Requirements: An exact copy of all the data is required, with pictures left out.
======== Dataset records ========
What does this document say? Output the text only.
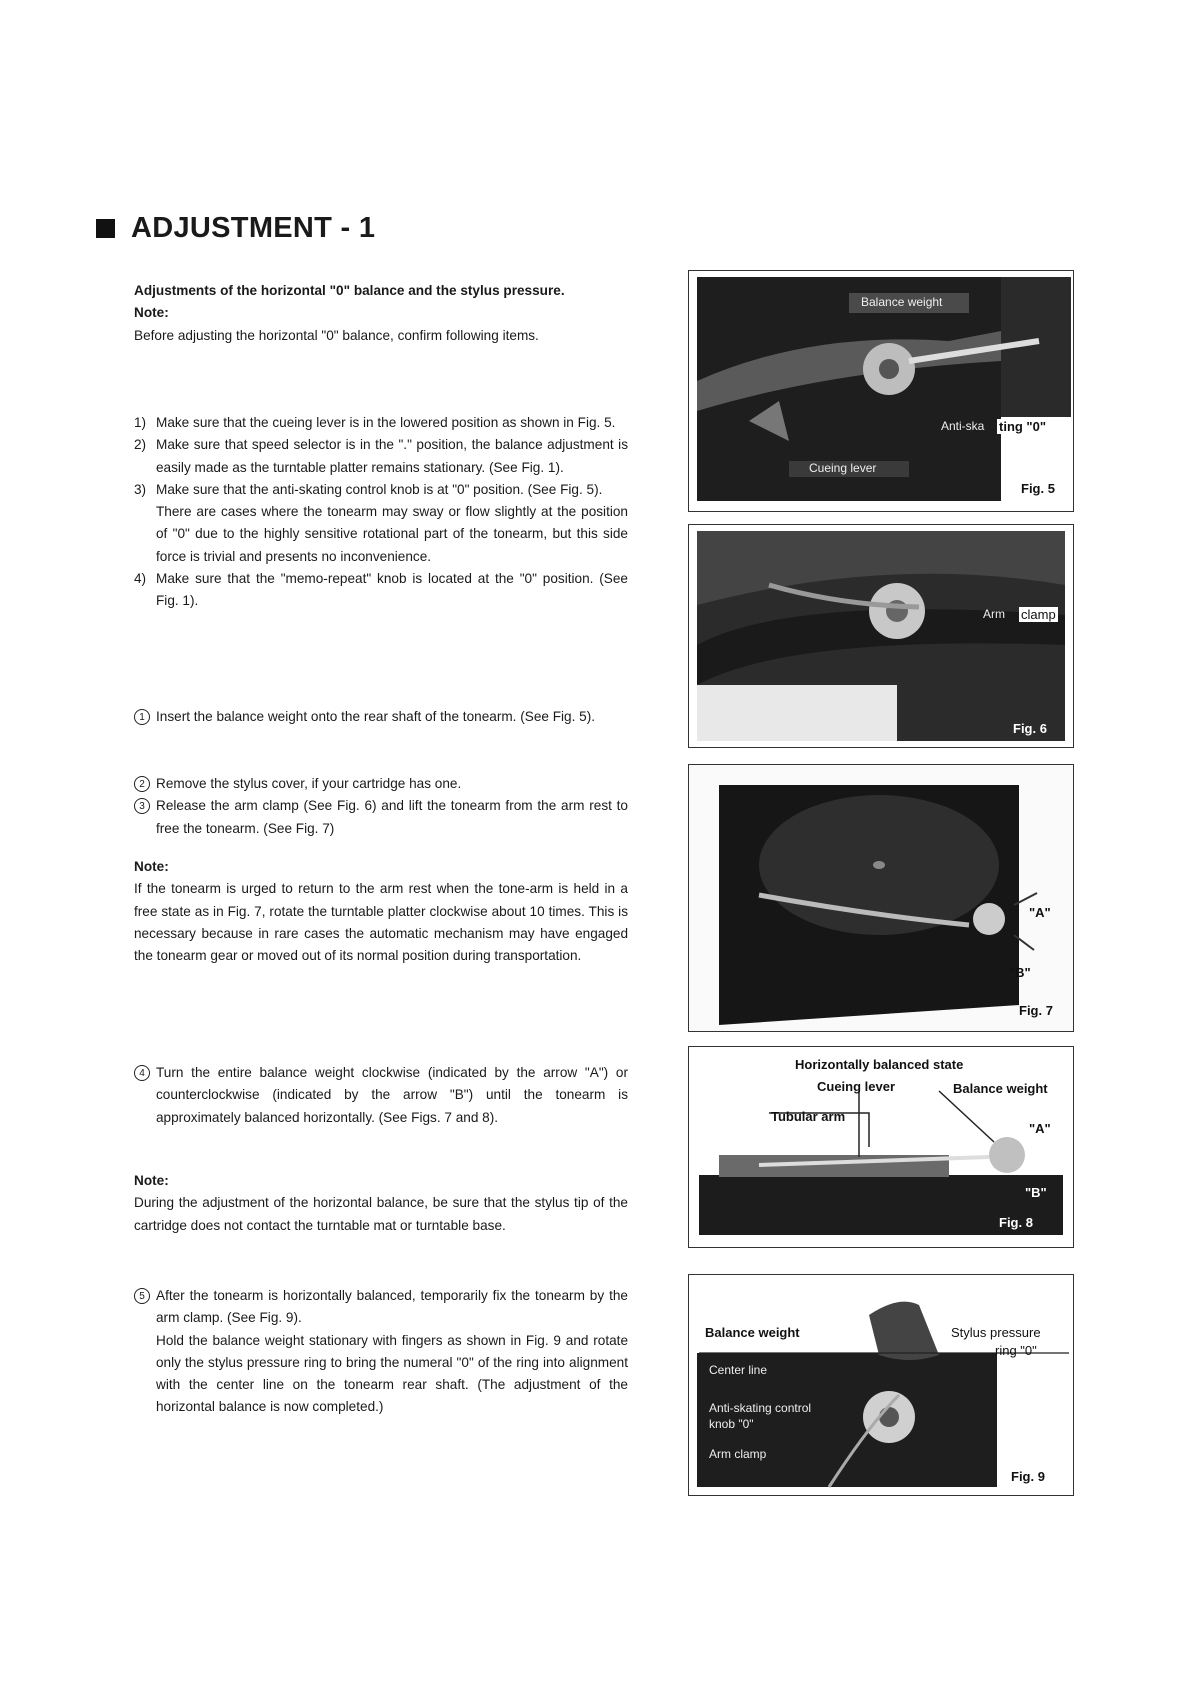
ADJUSTMENT - 1

Adjustments of the horizontal "0" balance and the stylus pressure.

Note:

Before adjusting the horizontal "0" balance, confirm following items.

1) Make sure that the cueing lever is in the lowered position as shown in Fig. 5.
2) Make sure that speed selector is in the "." position, the balance adjustment is easily made as the turntable platter remains stationary. (See Fig. 1).
3) Make sure that the anti-skating control knob is at "0" position. (See Fig. 5).
There are cases where the tonearm may sway or flow slightly at the position of "0" due to the highly sensitive rotational part of the tonearm, but this side force is trivial and presents no inconvenience.
4) Make sure that the "memo-repeat" knob is located at the "0" position. (See Fig. 1).
1 Insert the balance weight onto the rear shaft of the tonearm. (See Fig. 5).
2 Remove the stylus cover, if your cartridge has one.
3 Release the arm clamp (See Fig. 6) and lift the tonearm from the arm rest to free the tonearm. (See Fig. 7)

Note:

If the tonearm is urged to return to the arm rest when the tone-arm is held in a free state as in Fig. 7, rotate the turntable platter clockwise about 10 times. This is necessary because in rare cases the automatic mechanism may have engaged the tonearm gear or moved out of its normal position during transportation.

4 Turn the entire balance weight clockwise (indicated by the arrow "A") or counterclockwise (indicated by the arrow "B") until the tonearm is approximately balanced horizontally. (See Figs. 7 and 8).

Note:

During the adjustment of the horizontal balance, be sure that the stylus tip of the cartridge does not contact the turntable mat or turntable base.

5 After the tonearm is horizontally balanced, temporarily fix the tonearm by the arm clamp. (See Fig. 9).
Hold the balance weight stationary with fingers as shown in Fig. 9 and rotate only the stylus pressure ring to bring the numeral "0" of the ring into alignment with the center line on the tonearm rear shaft. (The adjustment of the horizontal balance is now completed.)
Balance weight
Anti-ska ting "0"
Cueing lever
Fig. 5
Arm clamp
Fig. 6
"A"
"B"
Fig. 7
Horizontally balanced state
Cueing lever	Balance weight
Tubular arm
"A"
"B"
Fig. 8
Balance weight	Stylus pressure
ring "0"
Center line
Anti-skating control
knob "0"
Arm clamp
Fig. 9
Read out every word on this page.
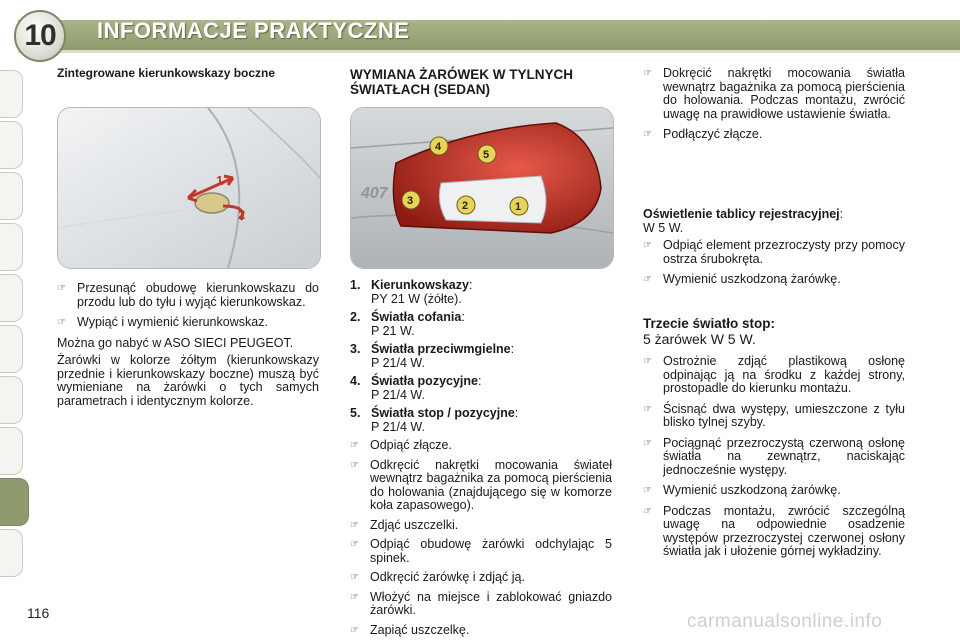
10 INFORMACJE PRAKTYCZNE

Zintegrowane kierunkowskazy boczne

1
2
☞ Przesunąć obudowę kierunkowskazu do przodu lub do tyłu i wyjąć kierunkowskaz.
☞ Wypiąć i wymienić kierunkowskaz.

Można go nabyć w ASO SIECI PEUGEOT.

Żarówki w kolorze żółtym (kierunkowskazy przednie i kierunkowskazy boczne) muszą być wymieniane na żarówki o tych samych parametrach i identycznym kolorze.

WYMIANA ŻARÓWEK W TYLNYCH ŚWIATŁACH (SEDAN)

407
4
5
3	2	1
1. Kierunkowskazy:
PY 21 W (żółte).
2. Światła cofania:
P 21 W.
3. Światła przeciwmgielne:
P 21/4 W.
4. Światła pozycyjne:
P 21/4 W.
5. Światła stop / pozycyjne:
P 21/4 W.
☞ Odpiąć złącze.
☞ Odkręcić nakrętki mocowania świateł wewnątrz bagażnika za pomocą pierścienia do holowania (znajdującego się w komorze koła zapasowego).
☞ Zdjąć uszczelki.
☞ Odpiąć obudowę żarówki odchylając 5 spinek.
☞ Odkręcić żarówkę i zdjąć ją.
☞ Włożyć na miejsce i zablokować gniazdo żarówki.
☞ Zapiąć uszczelkę.
☞ Dokręcić nakrętki mocowania światła wewnątrz bagażnika za pomocą pierścienia do holowania. Podczas montażu, zwrócić uwagę na prawidłowe ustawienie światła.
☞ Podłączyć złącze.

Oświetlenie tablicy rejestracyjnej:

W 5 W.

☞ Odpiąć element przezroczysty przy pomocy ostrza śrubokręta.
☞ Wymienić uszkodzoną żarówkę.

Trzecie światło stop:

5 żarówek W 5 W.

☞ Ostrożnie zdjąć plastikową osłonę odpinając ją na środku z każdej strony, prostopadle do kierunku montażu.
☞ Ścisnąć dwa występy, umieszczone z tyłu blisko tylnej szyby.
☞ Pociągnąć przezroczystą czerwoną osłonę światła na zewnątrz, naciskając jednocześnie występy.
☞ Wymienić uszkodzoną żarówkę.
☞ Podczas montażu, zwrócić szczególną uwagę na odpowiednie osadzenie występów przezroczystej czerwonej osłony światła jak i ułożenie górnej wykładziny.
116	carmanualsonline.info
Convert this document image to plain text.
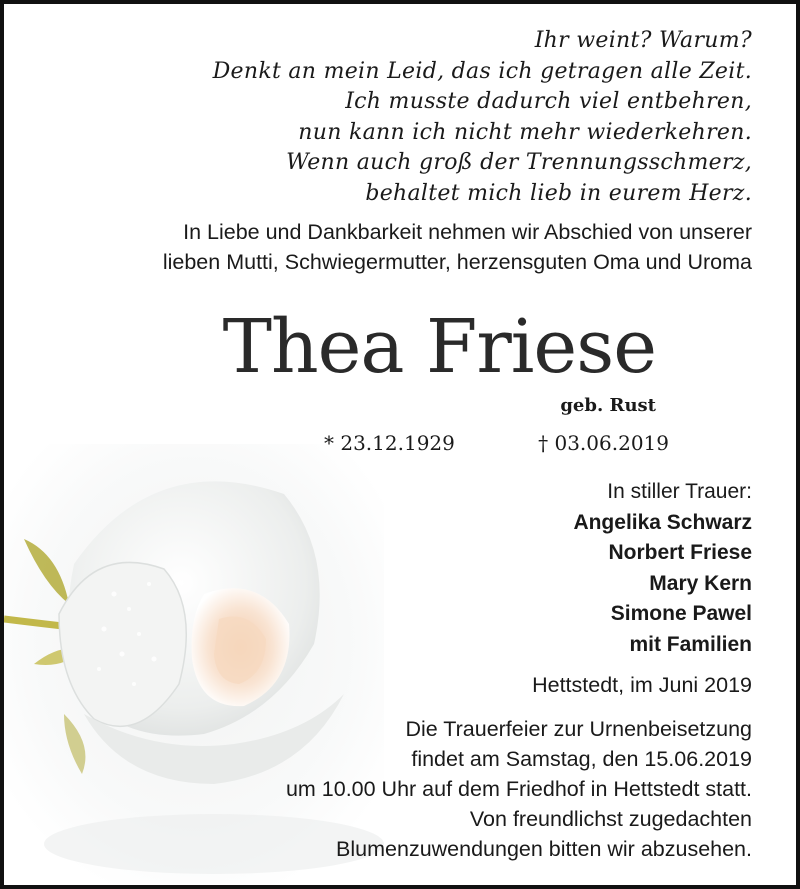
Ihr weint? Warum?
Denkt an mein Leid, das ich getragen alle Zeit.
Ich musste dadurch viel entbehren,
nun kann ich nicht mehr wiederkehren.
Wenn auch groß der Trennungsschmerz,
behaltet mich lieb in eurem Herz.
In Liebe und Dankbarkeit nehmen wir Abschied von unserer
lieben Mutti, Schwiegermutter, herzensguten Oma und Uroma
Thea Friese
geb. Rust
* 23.12.1929	† 03.06.2019
In stiller Trauer:
Angelika Schwarz
Norbert Friese
Mary Kern
Simone Pawel
mit Familien
Hettstedt, im Juni 2019
Die Trauerfeier zur Urnenbeisetzung
findet am Samstag, den 15.06.2019
um 10.00 Uhr auf dem Friedhof in Hettstedt statt.
Von freundlichst zugedachten
Blumenzuwendungen bitten wir abzusehen.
========
Solution to this exercise:
What does this document say? Output the text only.
ADJUSTMENT - 1

Adjustments of the horizontal "0" balance and the stylus pressure.

Note:

Before adjusting the horizontal "0" balance, confirm following items.

1) Make sure that the cueing lever is in the lowered position as shown in Fig. 5.
2) Make sure that speed selector is in the "." position, the balance adjustment is easily made as the turntable platter remains stationary. (See Fig. 1).
3) Make sure that the anti-skating control knob is at "0" position. (See Fig. 5).
There are cases where the tonearm may sway or flow slightly at the position of "0" due to the highly sensitive rotational part of the tonearm, but this side force is trivial and presents no inconvenience.
4) Make sure that the "memo-repeat" knob is located at the "0" position. (See Fig. 1).
1 Insert the balance weight onto the rear shaft of the tonearm. (See Fig. 5).
2 Remove the stylus cover, if your cartridge has one.
3 Release the arm clamp (See Fig. 6) and lift the tonearm from the arm rest to free the tonearm. (See Fig. 7)

Note:

If the tonearm is urged to return to the arm rest when the tone-arm is held in a free state as in Fig. 7, rotate the turntable platter clockwise about 10 times. This is necessary because in rare cases the automatic mechanism may have engaged the tonearm gear or moved out of its normal position during transportation.

4 Turn the entire balance weight clockwise (indicated by the arrow "A") or counterclockwise (indicated by the arrow "B") until the tonearm is approximately balanced horizontally. (See Figs. 7 and 8).

Note:

During the adjustment of the horizontal balance, be sure that the stylus tip of the cartridge does not contact the turntable mat or turntable base.

5 After the tonearm is horizontally balanced, temporarily fix the tonearm by the arm clamp. (See Fig. 9).
Hold the balance weight stationary with fingers as shown in Fig. 9 and rotate only the stylus pressure ring to bring the numeral "0" of the ring into alignment with the center line on the tonearm rear shaft. (The adjustment of the horizontal balance is now completed.)
Balance weight
Anti-ska ting "0"
Cueing lever
Fig. 5
Arm clamp
Fig. 6
"A"
"B"
Fig. 7
Horizontally balanced state
Cueing lever	Balance weight
Tubular arm
"A"
"B"
Fig. 8
Balance weight	Stylus pressure
ring "0"
Center line
Anti-skating control
knob "0"
Arm clamp
Fig. 9
Read out every word on this page.
10 INFORMACJE PRAKTYCZNE

Zintegrowane kierunkowskazy boczne

1
2
☞ Przesunąć obudowę kierunkowskazu do przodu lub do tyłu i wyjąć kierunkowskaz.
☞ Wypiąć i wymienić kierunkowskaz.

Można go nabyć w ASO SIECI PEUGEOT.

Żarówki w kolorze żółtym (kierunkowskazy przednie i kierunkowskazy boczne) muszą być wymieniane na żarówki o tych samych parametrach i identycznym kolorze.

WYMIANA ŻARÓWEK W TYLNYCH ŚWIATŁACH (SEDAN)

407
4
5
3	2	1
1. Kierunkowskazy:
PY 21 W (żółte).
2. Światła cofania:
P 21 W.
3. Światła przeciwmgielne:
P 21/4 W.
4. Światła pozycyjne:
P 21/4 W.
5. Światła stop / pozycyjne:
P 21/4 W.
☞ Odpiąć złącze.
☞ Odkręcić nakrętki mocowania świateł wewnątrz bagażnika za pomocą pierścienia do holowania (znajdującego się w komorze koła zapasowego).
☞ Zdjąć uszczelki.
☞ Odpiąć obudowę żarówki odchylając 5 spinek.
☞ Odkręcić żarówkę i zdjąć ją.
☞ Włożyć na miejsce i zablokować gniazdo żarówki.
☞ Zapiąć uszczelkę.
☞ Dokręcić nakrętki mocowania światła wewnątrz bagażnika za pomocą pierścienia do holowania. Podczas montażu, zwrócić uwagę na prawidłowe ustawienie światła.
☞ Podłączyć złącze.

Oświetlenie tablicy rejestracyjnej:

W 5 W.

☞ Odpiąć element przezroczysty przy pomocy ostrza śrubokręta.
☞ Wymienić uszkodzoną żarówkę.

Trzecie światło stop:

5 żarówek W 5 W.

☞ Ostrożnie zdjąć plastikową osłonę odpinając ją na środku z każdej strony, prostopadle do kierunku montażu.
☞ Ścisnąć dwa występy, umieszczone z tyłu blisko tylnej szyby.
☞ Pociągnąć przezroczystą czerwoną osłonę światła na zewnątrz, naciskając jednocześnie występy.
☞ Wymienić uszkodzoną żarówkę.
☞ Podczas montażu, zwrócić szczególną uwagę na odpowiednie osadzenie występów przezroczystej czerwonej osłony światła jak i ułożenie górnej wykładziny.
116	carmanualsonline.info
Convert this document image to plain text.
Ihr weint? Warum?
Denkt an mein Leid, das ich getragen alle Zeit.
Ich musste dadurch viel entbehren,
nun kann ich nicht mehr wiederkehren.
Wenn auch groß der Trennungsschmerz,
behaltet mich lieb in eurem Herz.
In Liebe und Dankbarkeit nehmen wir Abschied von unserer
lieben Mutti, Schwiegermutter, herzensguten Oma und Uroma
Thea Friese
geb. Rust
* 23.12.1929	† 03.06.2019
In stiller Trauer:
Angelika Schwarz
Norbert Friese
Mary Kern
Simone Pawel
mit Familien
Hettstedt, im Juni 2019
Die Trauerfeier zur Urnenbeisetzung
findet am Samstag, den 15.06.2019
um 10.00 Uhr auf dem Friedhof in Hettstedt statt.
Von freundlichst zugedachten
Blumenzuwendungen bitten wir abzusehen.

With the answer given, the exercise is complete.